• EXERCISE DIRECTIONS:
State how many lines of the entries include the string "Figure", please, leaving out everything but the number.
Start of PROVIDED RECORDS
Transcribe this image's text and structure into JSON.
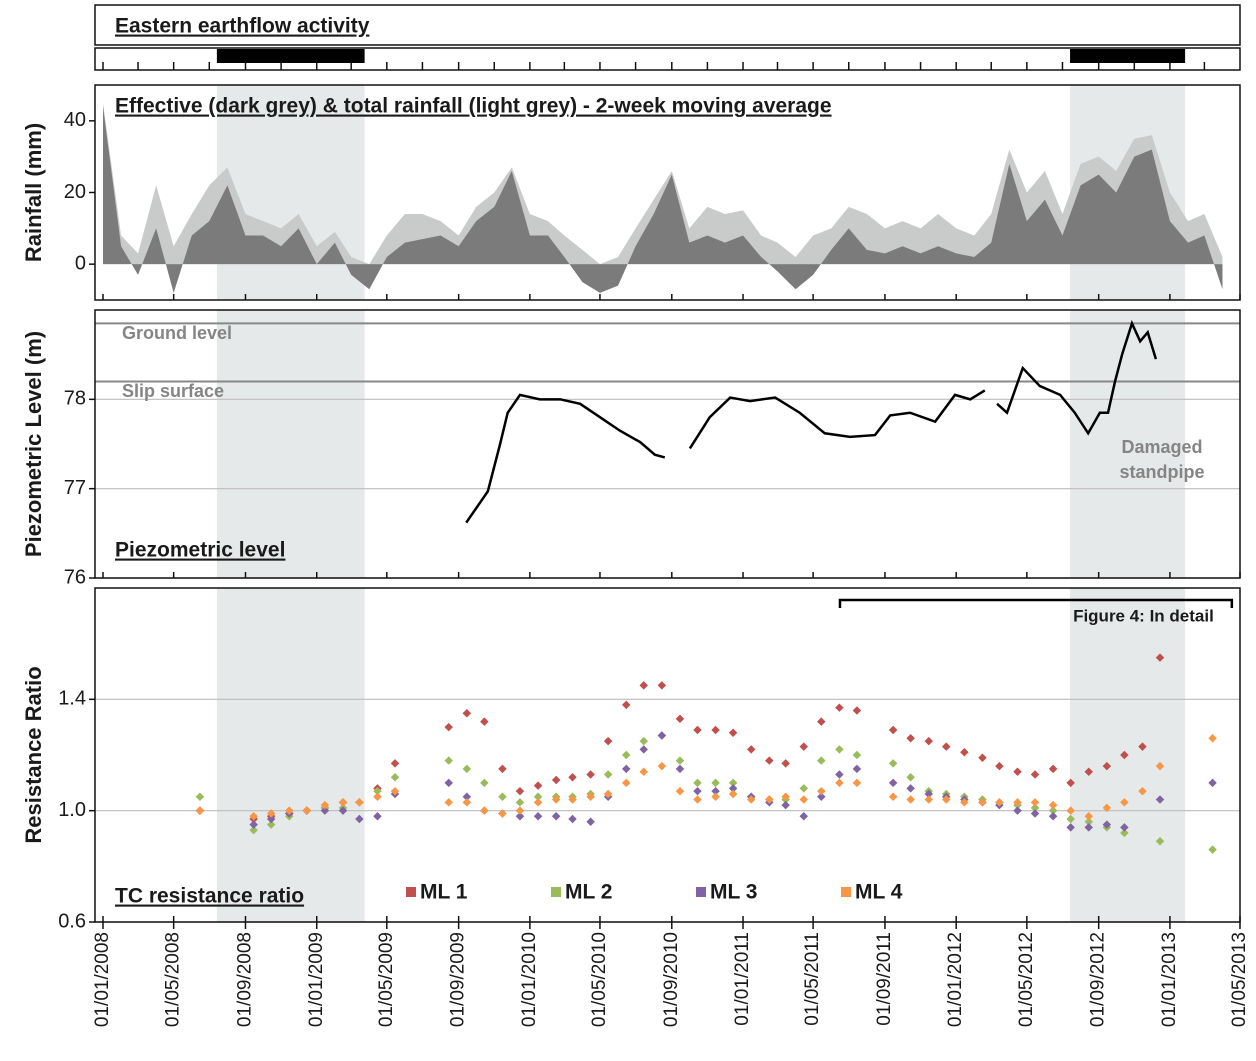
{
  "chart_data": [
    {
      "type": "timeline",
      "title": "Eastern earthflow activity",
      "periods": [
        {
          "start": "14/07/2008",
          "end": "24/03/2009"
        },
        {
          "start": "14/07/2012",
          "end": "27/01/2013"
        }
      ]
    },
    {
      "type": "area",
      "title": "Effective (dark grey) & total rainfall (light grey) - 2-week moving average",
      "y_label": "Rainfall (mm)",
      "ylim": [
        -10,
        50
      ],
      "yticks": [
        0,
        20,
        40
      ],
      "x": [
        "01/01/2008",
        "01/02/2008",
        "01/03/2008",
        "01/04/2008",
        "01/05/2008",
        "01/06/2008",
        "01/07/2008",
        "01/08/2008",
        "01/09/2008",
        "01/10/2008",
        "01/11/2008",
        "01/12/2008",
        "01/01/2009",
        "01/02/2009",
        "01/03/2009",
        "01/04/2009",
        "01/05/2009",
        "01/06/2009",
        "01/07/2009",
        "01/08/2009",
        "01/09/2009",
        "01/10/2009",
        "01/11/2009",
        "01/12/2009",
        "01/01/2010",
        "01/02/2010",
        "01/03/2010",
        "01/04/2010",
        "01/05/2010",
        "01/06/2010",
        "01/07/2010",
        "01/08/2010",
        "01/09/2010",
        "01/10/2010",
        "01/11/2010",
        "01/12/2010",
        "01/01/2011",
        "01/02/2011",
        "01/03/2011",
        "01/04/2011",
        "01/05/2011",
        "01/06/2011",
        "01/07/2011",
        "01/08/2011",
        "01/09/2011",
        "01/10/2011",
        "01/11/2011",
        "01/12/2011",
        "01/01/2012",
        "01/02/2012",
        "01/03/2012",
        "01/04/2012",
        "01/05/2012",
        "01/06/2012",
        "01/07/2012",
        "01/08/2012",
        "01/09/2012",
        "01/10/2012",
        "01/11/2012",
        "01/12/2012",
        "01/01/2013",
        "01/02/2013",
        "01/03/2013",
        "01/04/2013"
      ],
      "series": [
        {
          "name": "total rainfall",
          "color": "#c9caca",
          "values": [
            45,
            8,
            3,
            22,
            5,
            14,
            22,
            27,
            14,
            12,
            10,
            14,
            5,
            9,
            2,
            0,
            8,
            14,
            14,
            12,
            8,
            16,
            20,
            27,
            14,
            12,
            8,
            4,
            0,
            2,
            10,
            18,
            26,
            10,
            16,
            14,
            15,
            8,
            6,
            2,
            8,
            10,
            16,
            14,
            10,
            12,
            10,
            14,
            10,
            8,
            14,
            32,
            20,
            26,
            14,
            28,
            30,
            26,
            35,
            36,
            20,
            12,
            14,
            2
          ]
        },
        {
          "name": "effective rainfall",
          "color": "#7b7b7b",
          "values": [
            44,
            5,
            -3,
            10,
            -8,
            8,
            12,
            22,
            8,
            8,
            5,
            10,
            0,
            6,
            -3,
            -7,
            2,
            6,
            7,
            8,
            5,
            12,
            16,
            26,
            8,
            8,
            2,
            -5,
            -8,
            -6,
            5,
            14,
            25,
            6,
            8,
            6,
            8,
            2,
            -2,
            -7,
            -3,
            4,
            10,
            4,
            3,
            5,
            3,
            5,
            3,
            2,
            6,
            28,
            12,
            18,
            8,
            22,
            25,
            20,
            30,
            32,
            12,
            6,
            8,
            -7
          ]
        }
      ]
    },
    {
      "type": "line",
      "title": "Piezometric level",
      "y_label": "Piezometric Level (m)",
      "ylim": [
        76,
        79
      ],
      "yticks": [
        76,
        77,
        78
      ],
      "grid": true,
      "reference_lines": [
        {
          "label": "Ground level",
          "value": 78.85
        },
        {
          "label": "Slip surface",
          "value": 78.2
        }
      ],
      "annotation_lines": [
        "Damaged",
        "standpipe"
      ],
      "x": [
        "14/09/2009",
        "21/10/2009",
        "11/11/2009",
        "24/11/2009",
        "15/12/2009",
        "18/01/2010",
        "22/02/2010",
        "28/03/2010",
        "01/05/2010",
        "04/06/2010",
        "09/07/2010",
        "03/08/2010",
        "20/08/2010",
        null,
        "02/10/2010",
        "05/11/2010",
        "10/12/2010",
        "13/01/2011",
        "25/02/2011",
        "08/04/2011",
        "21/05/2011",
        "03/07/2011",
        "15/08/2011",
        "10/09/2011",
        "14/10/2011",
        "26/11/2011",
        "30/12/2011",
        "25/01/2012",
        "19/02/2012",
        null,
        "11/03/2012",
        "28/03/2012",
        "24/04/2012",
        "23/05/2012",
        "27/06/2012",
        "22/07/2012",
        "14/08/2012",
        "03/09/2012",
        "17/09/2012",
        "29/09/2012",
        "11/10/2012",
        "28/10/2012",
        "11/11/2012",
        "24/11/2012",
        "08/12/2012"
      ],
      "color": "#000000",
      "values": [
        76.62,
        76.97,
        77.5,
        77.85,
        78.05,
        78.0,
        78.0,
        77.95,
        77.8,
        77.65,
        77.52,
        77.38,
        77.35,
        null,
        77.45,
        77.8,
        78.02,
        77.98,
        78.02,
        77.85,
        77.62,
        77.58,
        77.6,
        77.82,
        77.85,
        77.75,
        78.05,
        78.0,
        78.1,
        null,
        77.95,
        77.85,
        78.35,
        78.15,
        78.05,
        77.85,
        77.62,
        77.85,
        77.85,
        78.2,
        78.5,
        78.85,
        78.65,
        78.75,
        78.45
      ]
    },
    {
      "type": "scatter",
      "title": "TC resistance ratio",
      "y_label": "Resistance Ratio",
      "ylim": [
        0.6,
        1.8
      ],
      "yticks": [
        {
          "value": 0.6,
          "label": "0.6"
        },
        {
          "value": 1.0,
          "label": "1.0"
        },
        {
          "value": 1.4,
          "label": "1.4"
        }
      ],
      "grid": true,
      "xlim": [
        "01/01/2008",
        "01/05/2013"
      ],
      "xticks": [
        "01/01/2008",
        "01/05/2008",
        "01/09/2008",
        "01/01/2009",
        "01/05/2009",
        "01/09/2009",
        "01/01/2010",
        "01/05/2010",
        "01/09/2010",
        "01/01/2011",
        "01/05/2011",
        "01/09/2011",
        "01/01/2012",
        "01/05/2012",
        "01/09/2012",
        "01/01/2013",
        "01/05/2013"
      ],
      "detail_range": {
        "label": "Figure 4: In detail",
        "start": "16/06/2011",
        "end": "17/04/2013"
      },
      "x": [
        "15/06/2008",
        "15/07/2008",
        "15/08/2008",
        "15/09/2008",
        "15/10/2008",
        "15/11/2008",
        "15/12/2008",
        "15/01/2009",
        "15/02/2009",
        "15/03/2009",
        "15/04/2009",
        "15/05/2009",
        "15/06/2009",
        "15/07/2009",
        "15/08/2009",
        "15/09/2009",
        "15/10/2009",
        "15/11/2009",
        "15/12/2009",
        "15/01/2010",
        "15/02/2010",
        "15/03/2010",
        "15/04/2010",
        "15/05/2010",
        "15/06/2010",
        "15/07/2010",
        "15/08/2010",
        "15/09/2010",
        "15/10/2010",
        "15/11/2010",
        "15/12/2010",
        "15/01/2011",
        "15/02/2011",
        "15/03/2011",
        "15/04/2011",
        "15/05/2011",
        "15/06/2011",
        "15/07/2011",
        "15/08/2011",
        "15/09/2011",
        "15/10/2011",
        "15/11/2011",
        "15/12/2011",
        "15/01/2012",
        "15/02/2012",
        "15/03/2012",
        "15/04/2012",
        "15/05/2012",
        "15/06/2012",
        "15/07/2012",
        "15/08/2012",
        "15/09/2012",
        "15/10/2012",
        "15/11/2012",
        "15/12/2012",
        "15/01/2013",
        "15/02/2013",
        "15/03/2013"
      ],
      "series": [
        {
          "name": "ML 1",
          "color": "#c0504d",
          "values": [
            1.0,
            null,
            null,
            0.97,
            0.98,
            0.99,
            1.0,
            1.01,
            1.03,
            1.03,
            1.08,
            1.17,
            null,
            null,
            1.3,
            1.35,
            1.32,
            1.15,
            1.07,
            1.09,
            1.11,
            1.12,
            1.13,
            1.25,
            1.38,
            1.45,
            1.45,
            1.33,
            1.29,
            1.29,
            1.28,
            1.22,
            1.18,
            1.17,
            1.23,
            1.32,
            1.37,
            1.36,
            null,
            1.29,
            1.26,
            1.25,
            1.23,
            1.21,
            1.19,
            1.16,
            1.14,
            1.13,
            1.15,
            1.1,
            1.14,
            1.16,
            1.2,
            1.23,
            1.55,
            null,
            null,
            null
          ]
        },
        {
          "name": "ML 2",
          "color": "#9bbb59",
          "values": [
            1.05,
            null,
            null,
            0.93,
            0.95,
            0.98,
            1.0,
            1.01,
            1.01,
            1.03,
            1.07,
            1.12,
            null,
            null,
            1.18,
            1.15,
            1.1,
            1.05,
            1.03,
            1.05,
            1.05,
            1.05,
            1.06,
            1.13,
            1.2,
            1.25,
            1.27,
            1.18,
            1.1,
            1.1,
            1.1,
            1.05,
            1.04,
            1.04,
            1.08,
            1.18,
            1.22,
            1.2,
            null,
            1.17,
            1.12,
            1.07,
            1.06,
            1.05,
            1.04,
            1.03,
            1.02,
            1.01,
            1.0,
            0.97,
            0.96,
            0.94,
            0.92,
            null,
            0.89,
            null,
            null,
            0.86
          ]
        },
        {
          "name": "ML 3",
          "color": "#8064a2",
          "values": [
            1.0,
            null,
            null,
            0.95,
            0.97,
            0.99,
            1.0,
            1.0,
            1.0,
            0.97,
            0.98,
            1.06,
            null,
            null,
            1.1,
            1.05,
            1.0,
            0.99,
            0.98,
            0.98,
            0.98,
            0.97,
            0.96,
            1.05,
            1.15,
            1.22,
            1.27,
            1.15,
            1.07,
            1.07,
            1.08,
            1.05,
            1.03,
            1.02,
            0.98,
            1.05,
            1.13,
            1.15,
            null,
            1.1,
            1.08,
            1.06,
            1.05,
            1.04,
            1.03,
            1.02,
            1.0,
            0.99,
            0.98,
            0.94,
            0.94,
            0.95,
            0.94,
            null,
            1.04,
            null,
            null,
            1.1
          ]
        },
        {
          "name": "ML 4",
          "color": "#f79646",
          "values": [
            1.0,
            null,
            null,
            0.98,
            0.99,
            1.0,
            1.0,
            1.02,
            1.03,
            1.03,
            1.05,
            1.07,
            null,
            null,
            1.03,
            1.03,
            1.0,
            0.99,
            1.0,
            1.03,
            1.04,
            1.04,
            1.05,
            1.06,
            1.1,
            1.14,
            1.16,
            1.07,
            1.04,
            1.05,
            1.06,
            1.04,
            1.04,
            1.05,
            1.04,
            1.07,
            1.1,
            1.1,
            null,
            1.05,
            1.04,
            1.04,
            1.04,
            1.03,
            1.03,
            1.03,
            1.03,
            1.03,
            1.02,
            1.0,
            0.98,
            1.01,
            1.03,
            1.07,
            1.16,
            null,
            null,
            1.26
          ]
        }
      ]
    }
  ]
}
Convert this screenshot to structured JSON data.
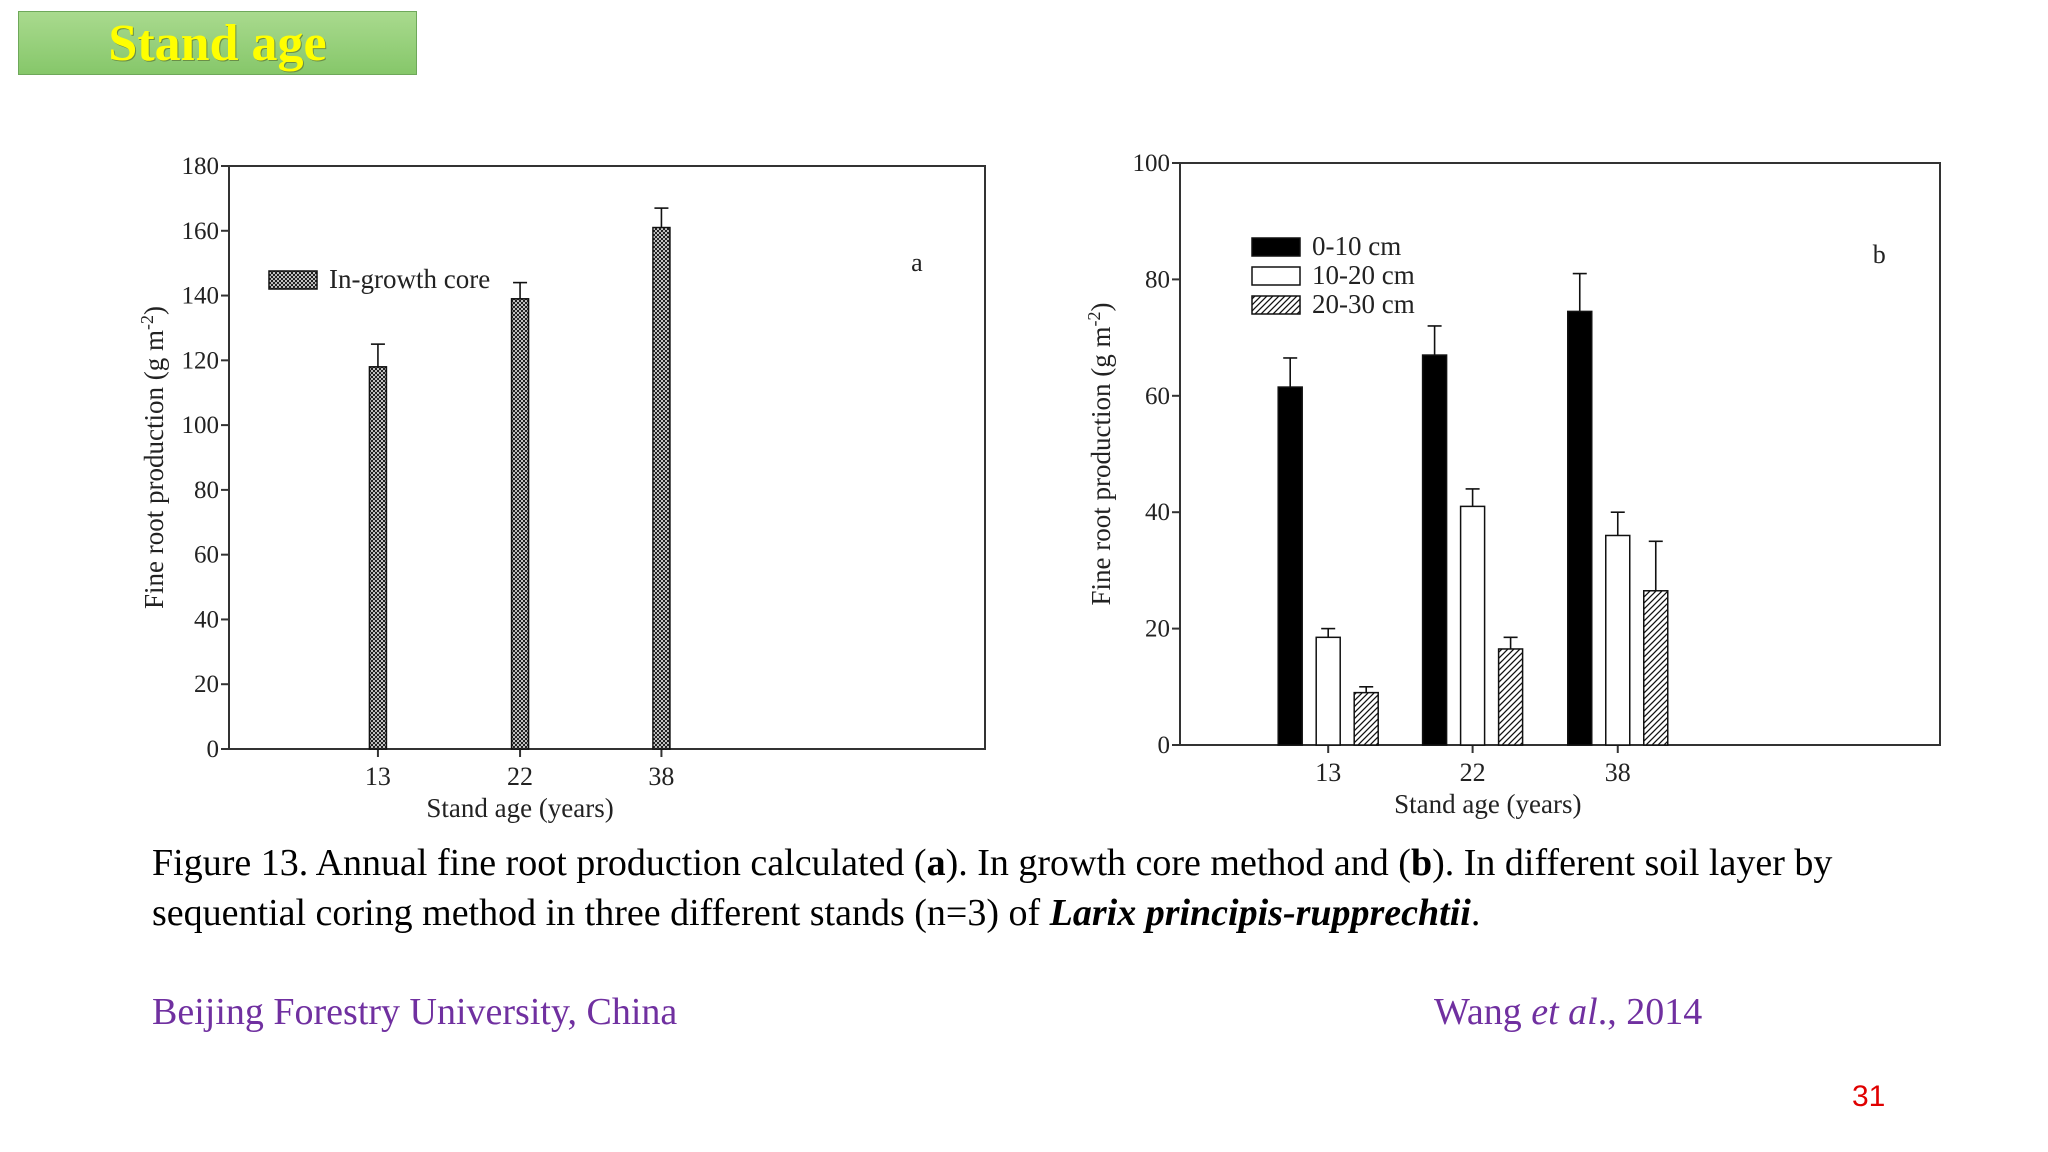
{
  "slide": {
    "title": "Stand age",
    "caption": {
      "prefix": "Figure 13. Annual fine root production calculated (",
      "a_label": "a",
      "mid1": "). In growth core method and (",
      "b_label": "b",
      "mid2": "). In different soil layer by sequential coring method in three different stands (n=3) of ",
      "species": "Larix principis-rupprechtii",
      "suffix": "."
    },
    "footer_left": "Beijing Forestry University, China",
    "footer_right_author": "Wang ",
    "footer_right_etal": "et al",
    "footer_right_year": "., 2014",
    "page_number": "31"
  },
  "colors": {
    "title_text": "#ffff00",
    "title_bg": "#92cc76",
    "footer_text": "#7030a0",
    "page_number": "#e00000"
  },
  "chart_data": [
    {
      "type": "bar",
      "panel_label": "a",
      "categories": [
        "13",
        "22",
        "38"
      ],
      "series": [
        {
          "name": "In-growth core",
          "pattern": "crosshatch",
          "values": [
            118,
            139,
            161
          ],
          "errors": [
            7,
            5,
            6
          ]
        }
      ],
      "ylim": [
        0,
        180
      ],
      "yticks": [
        0,
        20,
        40,
        60,
        80,
        100,
        120,
        140,
        160,
        180
      ],
      "xlabel": "Stand age (years)",
      "ylabel_main": "Fine root production (g m",
      "ylabel_sup": "-2",
      "ylabel_end": ")",
      "legend_position": "top-left"
    },
    {
      "type": "bar",
      "panel_label": "b",
      "categories": [
        "13",
        "22",
        "38"
      ],
      "series": [
        {
          "name": "0-10 cm",
          "pattern": "solid",
          "values": [
            61.5,
            67,
            74.5
          ],
          "errors": [
            5,
            5,
            6.5
          ]
        },
        {
          "name": "10-20 cm",
          "pattern": "open",
          "values": [
            18.5,
            41,
            36
          ],
          "errors": [
            1.5,
            3,
            4
          ]
        },
        {
          "name": "20-30 cm",
          "pattern": "hatch",
          "values": [
            9,
            16.5,
            26.5
          ],
          "errors": [
            1,
            2,
            8.5
          ]
        }
      ],
      "ylim": [
        0,
        100
      ],
      "yticks": [
        0,
        20,
        40,
        60,
        80,
        100
      ],
      "xlabel": "Stand age (years)",
      "ylabel_main": "Fine root production (g m",
      "ylabel_sup": "-2",
      "ylabel_end": ")",
      "legend_position": "top-left"
    }
  ]
}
End of PROVIDED RECORDS
• WORKED ANSWER:
2